(EXTRACTED DATA)
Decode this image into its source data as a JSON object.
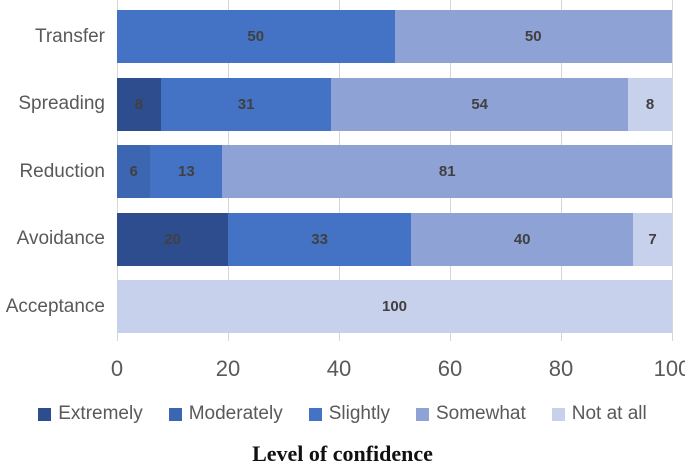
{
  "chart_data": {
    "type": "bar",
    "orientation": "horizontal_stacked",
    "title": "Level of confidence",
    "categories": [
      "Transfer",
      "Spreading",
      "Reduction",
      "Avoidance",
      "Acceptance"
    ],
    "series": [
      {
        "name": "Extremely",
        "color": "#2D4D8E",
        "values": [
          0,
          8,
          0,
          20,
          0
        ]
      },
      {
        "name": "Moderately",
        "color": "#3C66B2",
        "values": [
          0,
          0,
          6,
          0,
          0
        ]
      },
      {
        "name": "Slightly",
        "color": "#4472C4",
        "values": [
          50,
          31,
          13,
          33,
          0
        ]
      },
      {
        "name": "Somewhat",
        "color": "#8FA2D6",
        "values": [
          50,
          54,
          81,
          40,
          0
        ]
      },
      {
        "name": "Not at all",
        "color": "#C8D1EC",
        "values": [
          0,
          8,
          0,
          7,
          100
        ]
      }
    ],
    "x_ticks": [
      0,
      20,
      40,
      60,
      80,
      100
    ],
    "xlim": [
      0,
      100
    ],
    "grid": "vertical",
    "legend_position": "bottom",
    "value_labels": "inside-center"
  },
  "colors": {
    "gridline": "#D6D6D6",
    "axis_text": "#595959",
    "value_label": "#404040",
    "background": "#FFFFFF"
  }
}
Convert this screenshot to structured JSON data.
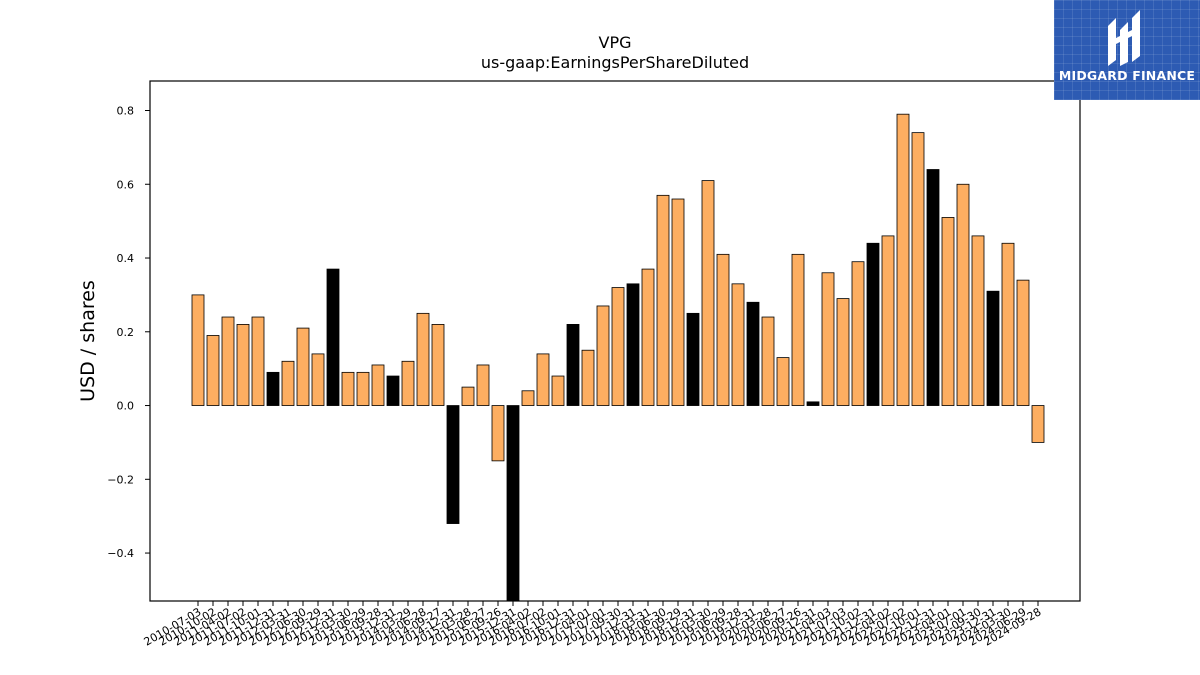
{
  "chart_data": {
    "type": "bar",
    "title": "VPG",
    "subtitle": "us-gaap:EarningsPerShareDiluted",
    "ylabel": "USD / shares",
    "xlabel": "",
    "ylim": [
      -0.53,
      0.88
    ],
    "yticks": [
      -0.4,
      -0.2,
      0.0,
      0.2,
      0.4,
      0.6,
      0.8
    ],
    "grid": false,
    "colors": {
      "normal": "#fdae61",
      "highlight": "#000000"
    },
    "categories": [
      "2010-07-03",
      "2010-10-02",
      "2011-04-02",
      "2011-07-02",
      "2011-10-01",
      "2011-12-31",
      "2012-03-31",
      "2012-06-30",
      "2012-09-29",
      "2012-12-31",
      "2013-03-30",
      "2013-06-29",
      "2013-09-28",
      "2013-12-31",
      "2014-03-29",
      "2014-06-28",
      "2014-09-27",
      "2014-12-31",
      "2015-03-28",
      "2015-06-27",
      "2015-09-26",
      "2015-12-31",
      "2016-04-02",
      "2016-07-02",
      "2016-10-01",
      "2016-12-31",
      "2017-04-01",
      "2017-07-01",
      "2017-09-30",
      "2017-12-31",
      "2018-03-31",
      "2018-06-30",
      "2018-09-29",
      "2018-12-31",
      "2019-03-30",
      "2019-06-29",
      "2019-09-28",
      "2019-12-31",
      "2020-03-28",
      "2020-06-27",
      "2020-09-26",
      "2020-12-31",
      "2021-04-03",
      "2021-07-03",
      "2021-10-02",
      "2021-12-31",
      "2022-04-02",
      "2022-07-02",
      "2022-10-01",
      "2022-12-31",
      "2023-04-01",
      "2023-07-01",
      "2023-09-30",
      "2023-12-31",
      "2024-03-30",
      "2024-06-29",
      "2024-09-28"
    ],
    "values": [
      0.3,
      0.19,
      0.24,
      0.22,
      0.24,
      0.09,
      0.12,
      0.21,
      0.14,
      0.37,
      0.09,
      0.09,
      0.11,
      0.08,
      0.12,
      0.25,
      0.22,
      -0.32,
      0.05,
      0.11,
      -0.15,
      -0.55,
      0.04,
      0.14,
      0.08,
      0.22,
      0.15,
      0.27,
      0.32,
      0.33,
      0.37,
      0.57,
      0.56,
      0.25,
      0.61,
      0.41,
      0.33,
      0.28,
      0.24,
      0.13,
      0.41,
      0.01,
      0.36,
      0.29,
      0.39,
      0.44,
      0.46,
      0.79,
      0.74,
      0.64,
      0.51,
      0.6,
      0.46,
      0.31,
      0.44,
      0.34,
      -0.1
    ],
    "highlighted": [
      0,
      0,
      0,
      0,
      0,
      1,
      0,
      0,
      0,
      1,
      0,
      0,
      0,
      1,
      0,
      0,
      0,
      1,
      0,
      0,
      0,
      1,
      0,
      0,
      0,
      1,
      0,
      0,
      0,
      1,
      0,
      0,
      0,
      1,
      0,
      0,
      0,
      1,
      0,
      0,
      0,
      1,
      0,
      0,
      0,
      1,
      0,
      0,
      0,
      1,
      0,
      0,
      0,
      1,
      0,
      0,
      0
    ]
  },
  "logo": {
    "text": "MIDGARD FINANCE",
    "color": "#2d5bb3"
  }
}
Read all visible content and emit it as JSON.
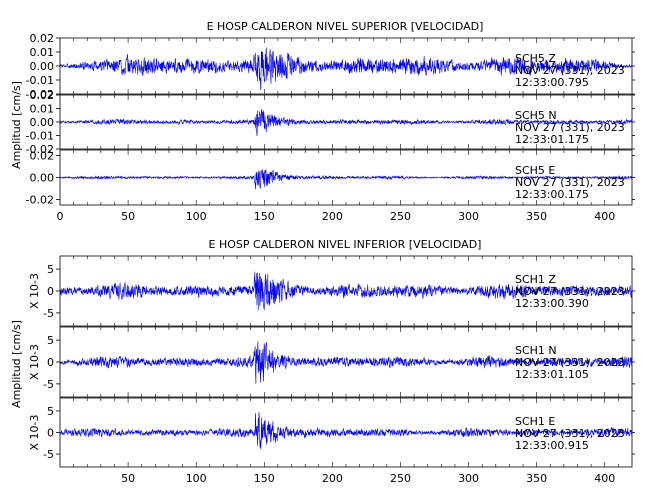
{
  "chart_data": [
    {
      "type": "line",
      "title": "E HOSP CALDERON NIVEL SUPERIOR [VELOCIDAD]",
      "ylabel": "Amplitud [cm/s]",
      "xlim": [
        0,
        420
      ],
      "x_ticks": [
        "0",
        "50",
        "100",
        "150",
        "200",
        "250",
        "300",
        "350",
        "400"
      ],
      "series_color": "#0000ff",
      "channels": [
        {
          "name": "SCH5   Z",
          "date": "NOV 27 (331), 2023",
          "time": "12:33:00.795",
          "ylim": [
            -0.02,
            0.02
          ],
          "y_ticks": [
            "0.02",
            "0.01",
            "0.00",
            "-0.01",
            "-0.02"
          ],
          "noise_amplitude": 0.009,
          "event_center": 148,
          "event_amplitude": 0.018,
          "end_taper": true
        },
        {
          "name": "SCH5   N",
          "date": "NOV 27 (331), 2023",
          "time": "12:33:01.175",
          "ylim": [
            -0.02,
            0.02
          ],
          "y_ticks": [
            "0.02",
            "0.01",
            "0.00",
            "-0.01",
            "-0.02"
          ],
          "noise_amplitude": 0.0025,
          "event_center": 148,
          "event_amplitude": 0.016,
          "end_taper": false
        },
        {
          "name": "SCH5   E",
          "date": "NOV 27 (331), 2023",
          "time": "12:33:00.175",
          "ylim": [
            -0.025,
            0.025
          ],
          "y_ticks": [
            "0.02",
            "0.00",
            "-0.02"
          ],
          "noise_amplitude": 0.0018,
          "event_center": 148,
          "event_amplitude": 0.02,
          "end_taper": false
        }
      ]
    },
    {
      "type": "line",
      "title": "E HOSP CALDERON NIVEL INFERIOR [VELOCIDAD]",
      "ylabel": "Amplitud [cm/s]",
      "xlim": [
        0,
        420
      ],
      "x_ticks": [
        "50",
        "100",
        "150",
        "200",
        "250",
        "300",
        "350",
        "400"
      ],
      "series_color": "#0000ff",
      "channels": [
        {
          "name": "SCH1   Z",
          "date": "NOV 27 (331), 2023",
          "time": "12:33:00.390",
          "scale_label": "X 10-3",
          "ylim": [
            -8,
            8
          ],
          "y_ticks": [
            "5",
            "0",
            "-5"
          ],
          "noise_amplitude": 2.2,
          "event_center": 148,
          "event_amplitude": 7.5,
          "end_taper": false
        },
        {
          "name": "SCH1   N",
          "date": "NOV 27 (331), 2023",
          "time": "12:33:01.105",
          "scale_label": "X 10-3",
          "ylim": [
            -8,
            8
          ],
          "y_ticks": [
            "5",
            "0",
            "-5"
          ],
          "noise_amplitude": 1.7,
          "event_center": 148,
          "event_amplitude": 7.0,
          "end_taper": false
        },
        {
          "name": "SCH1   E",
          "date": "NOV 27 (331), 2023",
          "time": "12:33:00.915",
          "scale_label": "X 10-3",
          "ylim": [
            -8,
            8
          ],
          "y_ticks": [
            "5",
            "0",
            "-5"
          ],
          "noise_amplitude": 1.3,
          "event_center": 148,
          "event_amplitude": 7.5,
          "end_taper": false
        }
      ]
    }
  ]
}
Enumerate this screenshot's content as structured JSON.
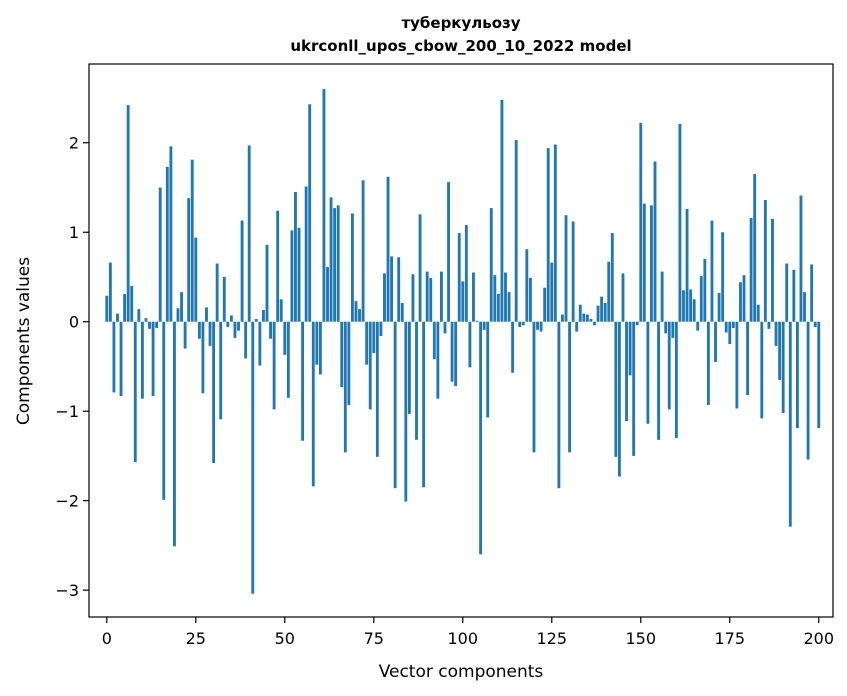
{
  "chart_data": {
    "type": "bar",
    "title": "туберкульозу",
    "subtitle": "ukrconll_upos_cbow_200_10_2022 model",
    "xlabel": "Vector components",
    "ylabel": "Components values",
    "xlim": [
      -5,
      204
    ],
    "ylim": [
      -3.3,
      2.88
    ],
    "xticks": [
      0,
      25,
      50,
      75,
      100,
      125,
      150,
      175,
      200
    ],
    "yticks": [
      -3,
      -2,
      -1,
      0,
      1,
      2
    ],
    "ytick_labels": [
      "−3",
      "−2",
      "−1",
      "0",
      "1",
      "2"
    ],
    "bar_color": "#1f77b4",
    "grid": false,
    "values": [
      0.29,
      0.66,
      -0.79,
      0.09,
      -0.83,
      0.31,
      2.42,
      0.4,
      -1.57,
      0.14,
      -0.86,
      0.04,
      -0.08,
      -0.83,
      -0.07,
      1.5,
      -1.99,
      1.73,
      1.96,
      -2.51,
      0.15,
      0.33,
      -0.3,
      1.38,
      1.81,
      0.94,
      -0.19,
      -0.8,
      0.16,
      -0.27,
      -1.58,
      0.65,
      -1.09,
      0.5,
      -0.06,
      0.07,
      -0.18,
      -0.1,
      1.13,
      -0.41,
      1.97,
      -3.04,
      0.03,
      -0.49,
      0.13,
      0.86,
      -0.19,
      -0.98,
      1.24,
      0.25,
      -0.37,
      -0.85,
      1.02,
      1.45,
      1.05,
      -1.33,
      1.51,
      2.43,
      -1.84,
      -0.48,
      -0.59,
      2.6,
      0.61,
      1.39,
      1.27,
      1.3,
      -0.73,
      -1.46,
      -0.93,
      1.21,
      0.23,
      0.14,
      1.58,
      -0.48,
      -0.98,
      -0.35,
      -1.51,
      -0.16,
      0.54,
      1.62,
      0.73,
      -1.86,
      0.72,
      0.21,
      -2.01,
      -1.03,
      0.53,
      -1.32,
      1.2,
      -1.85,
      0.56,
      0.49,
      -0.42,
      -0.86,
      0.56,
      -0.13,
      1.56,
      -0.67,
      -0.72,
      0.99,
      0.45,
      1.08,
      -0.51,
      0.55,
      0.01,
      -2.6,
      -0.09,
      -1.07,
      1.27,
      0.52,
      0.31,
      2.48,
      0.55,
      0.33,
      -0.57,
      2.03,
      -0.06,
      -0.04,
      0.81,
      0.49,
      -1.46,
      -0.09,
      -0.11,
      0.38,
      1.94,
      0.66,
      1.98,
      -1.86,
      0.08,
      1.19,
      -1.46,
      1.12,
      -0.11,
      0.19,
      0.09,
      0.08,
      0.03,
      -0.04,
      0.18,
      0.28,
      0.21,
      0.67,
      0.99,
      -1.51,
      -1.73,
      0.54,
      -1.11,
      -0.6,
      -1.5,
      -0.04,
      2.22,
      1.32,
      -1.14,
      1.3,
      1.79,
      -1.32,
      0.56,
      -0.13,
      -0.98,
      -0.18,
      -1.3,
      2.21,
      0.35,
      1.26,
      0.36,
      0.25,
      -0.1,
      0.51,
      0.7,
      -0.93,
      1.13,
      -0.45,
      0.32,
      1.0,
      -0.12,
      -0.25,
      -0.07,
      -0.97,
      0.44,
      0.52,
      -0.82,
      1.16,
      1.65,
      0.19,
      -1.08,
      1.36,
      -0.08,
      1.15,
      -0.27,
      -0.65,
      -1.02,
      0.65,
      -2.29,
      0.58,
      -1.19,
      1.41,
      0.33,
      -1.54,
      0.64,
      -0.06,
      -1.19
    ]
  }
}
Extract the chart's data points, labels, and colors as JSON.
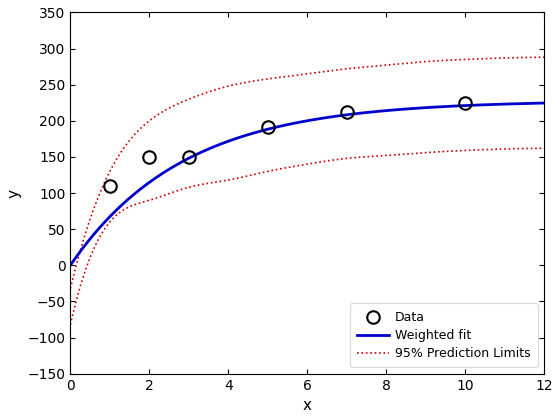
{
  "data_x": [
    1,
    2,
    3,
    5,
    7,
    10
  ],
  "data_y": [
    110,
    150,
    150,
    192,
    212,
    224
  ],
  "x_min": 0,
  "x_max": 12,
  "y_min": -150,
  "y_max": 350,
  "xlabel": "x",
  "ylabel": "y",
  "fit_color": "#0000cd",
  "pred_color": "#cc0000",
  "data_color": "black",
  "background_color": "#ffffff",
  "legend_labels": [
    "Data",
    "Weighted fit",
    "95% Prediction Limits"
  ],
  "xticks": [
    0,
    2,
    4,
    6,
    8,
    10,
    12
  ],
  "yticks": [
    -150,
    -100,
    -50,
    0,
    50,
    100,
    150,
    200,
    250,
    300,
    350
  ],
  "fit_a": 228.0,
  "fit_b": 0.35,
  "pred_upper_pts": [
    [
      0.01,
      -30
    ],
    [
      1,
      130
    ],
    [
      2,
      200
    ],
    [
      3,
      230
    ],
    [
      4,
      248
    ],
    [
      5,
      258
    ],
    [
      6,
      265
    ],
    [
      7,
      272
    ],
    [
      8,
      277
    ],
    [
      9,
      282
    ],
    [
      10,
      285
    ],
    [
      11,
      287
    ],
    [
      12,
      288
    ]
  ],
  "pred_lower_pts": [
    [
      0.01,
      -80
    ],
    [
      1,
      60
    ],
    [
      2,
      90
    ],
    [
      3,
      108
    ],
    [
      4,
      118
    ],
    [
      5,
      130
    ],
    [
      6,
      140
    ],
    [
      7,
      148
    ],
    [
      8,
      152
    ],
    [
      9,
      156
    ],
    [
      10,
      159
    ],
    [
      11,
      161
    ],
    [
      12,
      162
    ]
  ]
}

(WHAT THE TASK REQUIRES) Find and copy each line above that includes the string "this".

(FINISHED TASK)
Decode this image into its source data as a JSON object.
Convert this screenshot to structured JSON data.
Enumerate this screenshot's content as structured JSON.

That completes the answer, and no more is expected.